Selected extract.

——————

The data set used in this example is available in the example database installed with the software (called "DOE10_examples.rsgz10"). To access this database file, choose File > Help, click Open Examples Folder, then browse for the file in the DOE sub-folder.
The name of the example project is "Reliability DOE - Life Time Test of Fluorescent Lights."
In this example, two level factorial reliability DOE is used to determine the best factor settings to improve the reliability of fluorescent light bulbs. Five two-level factors were used in a fractional design to investigate the main effects of the factors and the interaction effect of the first two factors. It is assumed that none of the other interaction effects are significant and that the life of the bulb follows a lognormal distribution.
Each treatment in the design has two replicates (i.e., two bulbs were tested at each factor level combination), and the experiment was conducted over 20 days with inspections every two days. (The failure times were short because the lights were subjected to an accelerating factor that stressed the lights at higher than normal conditions.) Some of the units were still not failed at the end of the 20-day test.
The design matrix and the response data are given in the "Fluorescent Light Life Test" folio. The following steps describe how to create this folio on your own.
Choose Insert > DOE > Standard Design to add a standard design folio to the current project.
Click Design Type in the folio's navigation panel, and then select Two Level Factorial in the input panel.
Specify that you will be performing reliability DOE by clicking Response 1 in the navigation panel and choosing Life Data from the Response Type drop-down list. Then choose Both Suspensions and Intervals from the Censoring drop-down list to specify that some of the data points will be suspensions (i.e., times at which the unit was found not failed) and all of the times-to-failure data will be entered as intervals (since the units are inspected only once every two days).

——————

Element and region listings.
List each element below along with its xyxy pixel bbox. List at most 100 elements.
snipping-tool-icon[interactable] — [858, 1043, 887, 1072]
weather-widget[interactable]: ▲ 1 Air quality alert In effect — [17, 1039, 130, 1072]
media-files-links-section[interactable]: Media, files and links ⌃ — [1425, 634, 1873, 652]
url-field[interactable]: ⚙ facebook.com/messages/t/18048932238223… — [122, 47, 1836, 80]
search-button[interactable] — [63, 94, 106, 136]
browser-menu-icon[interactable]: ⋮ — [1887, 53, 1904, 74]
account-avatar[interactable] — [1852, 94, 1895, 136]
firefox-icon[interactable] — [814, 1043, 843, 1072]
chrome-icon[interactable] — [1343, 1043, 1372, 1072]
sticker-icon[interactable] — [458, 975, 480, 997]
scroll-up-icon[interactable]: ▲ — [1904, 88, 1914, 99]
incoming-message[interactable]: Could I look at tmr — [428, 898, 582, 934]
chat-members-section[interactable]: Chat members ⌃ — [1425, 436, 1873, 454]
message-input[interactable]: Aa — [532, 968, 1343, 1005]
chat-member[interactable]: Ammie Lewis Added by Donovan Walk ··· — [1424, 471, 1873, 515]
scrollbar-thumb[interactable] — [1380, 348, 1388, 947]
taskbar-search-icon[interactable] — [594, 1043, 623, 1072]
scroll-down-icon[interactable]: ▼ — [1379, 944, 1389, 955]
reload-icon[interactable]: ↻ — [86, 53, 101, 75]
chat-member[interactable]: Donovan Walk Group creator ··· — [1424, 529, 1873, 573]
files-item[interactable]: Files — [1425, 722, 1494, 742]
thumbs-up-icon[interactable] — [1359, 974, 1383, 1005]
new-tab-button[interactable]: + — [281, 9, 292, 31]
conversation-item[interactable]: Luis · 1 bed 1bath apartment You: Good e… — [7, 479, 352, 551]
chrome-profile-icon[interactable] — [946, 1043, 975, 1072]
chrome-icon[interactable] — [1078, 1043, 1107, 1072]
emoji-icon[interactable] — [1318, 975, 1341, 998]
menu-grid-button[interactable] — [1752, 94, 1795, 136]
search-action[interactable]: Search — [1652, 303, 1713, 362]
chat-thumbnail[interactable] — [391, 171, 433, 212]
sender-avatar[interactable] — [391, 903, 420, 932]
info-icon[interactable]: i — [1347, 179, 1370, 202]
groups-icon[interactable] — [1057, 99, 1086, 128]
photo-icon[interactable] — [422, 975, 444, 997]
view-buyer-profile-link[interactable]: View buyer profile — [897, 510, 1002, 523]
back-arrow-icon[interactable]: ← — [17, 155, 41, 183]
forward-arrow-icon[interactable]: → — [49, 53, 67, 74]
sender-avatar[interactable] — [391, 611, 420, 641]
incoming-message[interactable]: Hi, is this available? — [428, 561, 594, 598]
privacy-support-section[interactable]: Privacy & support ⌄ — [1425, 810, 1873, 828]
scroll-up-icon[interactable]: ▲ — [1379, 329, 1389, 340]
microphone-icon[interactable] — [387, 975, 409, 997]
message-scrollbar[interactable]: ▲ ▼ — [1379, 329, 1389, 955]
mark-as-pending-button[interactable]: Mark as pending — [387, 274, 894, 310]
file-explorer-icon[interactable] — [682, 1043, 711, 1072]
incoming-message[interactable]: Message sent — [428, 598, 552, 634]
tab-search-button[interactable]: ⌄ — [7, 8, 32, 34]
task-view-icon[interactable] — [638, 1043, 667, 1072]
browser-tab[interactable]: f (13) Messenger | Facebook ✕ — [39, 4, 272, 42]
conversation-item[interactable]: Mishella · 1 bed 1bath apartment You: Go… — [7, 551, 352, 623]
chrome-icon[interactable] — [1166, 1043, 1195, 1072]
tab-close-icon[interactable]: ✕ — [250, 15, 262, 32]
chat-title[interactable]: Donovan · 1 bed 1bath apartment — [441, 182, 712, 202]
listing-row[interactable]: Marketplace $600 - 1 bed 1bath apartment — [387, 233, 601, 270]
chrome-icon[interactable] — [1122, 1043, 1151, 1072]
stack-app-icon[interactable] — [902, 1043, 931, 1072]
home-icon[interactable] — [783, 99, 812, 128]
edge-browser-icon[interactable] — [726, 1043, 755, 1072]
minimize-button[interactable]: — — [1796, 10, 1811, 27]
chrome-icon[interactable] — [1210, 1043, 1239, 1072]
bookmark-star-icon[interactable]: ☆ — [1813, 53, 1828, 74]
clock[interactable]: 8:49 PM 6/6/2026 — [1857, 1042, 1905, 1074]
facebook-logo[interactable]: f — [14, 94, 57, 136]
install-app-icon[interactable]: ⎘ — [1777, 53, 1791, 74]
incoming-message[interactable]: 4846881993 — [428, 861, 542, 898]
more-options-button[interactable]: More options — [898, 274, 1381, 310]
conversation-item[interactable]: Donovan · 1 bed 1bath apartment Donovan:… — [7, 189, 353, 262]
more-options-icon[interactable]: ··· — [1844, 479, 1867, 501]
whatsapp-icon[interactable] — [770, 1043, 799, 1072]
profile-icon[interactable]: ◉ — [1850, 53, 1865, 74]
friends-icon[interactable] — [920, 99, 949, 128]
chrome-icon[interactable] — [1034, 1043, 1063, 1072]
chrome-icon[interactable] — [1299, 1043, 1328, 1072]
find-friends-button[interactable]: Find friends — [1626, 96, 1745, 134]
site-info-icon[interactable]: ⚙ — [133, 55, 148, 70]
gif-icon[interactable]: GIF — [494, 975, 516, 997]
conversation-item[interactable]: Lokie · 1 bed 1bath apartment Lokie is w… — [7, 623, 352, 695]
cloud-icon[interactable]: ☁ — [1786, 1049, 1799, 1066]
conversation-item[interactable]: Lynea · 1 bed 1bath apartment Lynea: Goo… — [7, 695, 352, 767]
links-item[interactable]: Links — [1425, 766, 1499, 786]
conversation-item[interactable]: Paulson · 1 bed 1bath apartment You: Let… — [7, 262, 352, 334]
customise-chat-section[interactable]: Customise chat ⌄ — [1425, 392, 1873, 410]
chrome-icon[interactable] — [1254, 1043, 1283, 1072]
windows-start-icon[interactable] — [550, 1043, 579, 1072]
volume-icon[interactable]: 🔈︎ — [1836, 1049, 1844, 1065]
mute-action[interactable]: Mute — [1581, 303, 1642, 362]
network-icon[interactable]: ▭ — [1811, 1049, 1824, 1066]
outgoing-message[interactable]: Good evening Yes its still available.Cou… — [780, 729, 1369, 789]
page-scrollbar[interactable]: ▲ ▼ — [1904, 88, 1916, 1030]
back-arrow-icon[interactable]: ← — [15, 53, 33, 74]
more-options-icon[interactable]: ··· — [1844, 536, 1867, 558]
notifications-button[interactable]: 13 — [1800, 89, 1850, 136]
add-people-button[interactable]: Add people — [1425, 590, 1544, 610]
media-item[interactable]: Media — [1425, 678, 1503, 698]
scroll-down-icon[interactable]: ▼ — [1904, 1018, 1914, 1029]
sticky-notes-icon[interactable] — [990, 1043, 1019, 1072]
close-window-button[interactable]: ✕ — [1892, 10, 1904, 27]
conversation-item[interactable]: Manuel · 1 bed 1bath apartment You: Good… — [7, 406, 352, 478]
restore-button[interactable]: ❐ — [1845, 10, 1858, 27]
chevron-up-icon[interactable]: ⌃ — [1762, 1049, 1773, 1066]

——————

Task.
List every name that the fluorescent light guide puts in quotation marks. The records aren't needed for any of this.

Response to the exercise.
- DOE10_examples.rsgz10
- Reliability DOE - Life Time Test of Fluorescent Lights.
- Fluorescent Light Life Test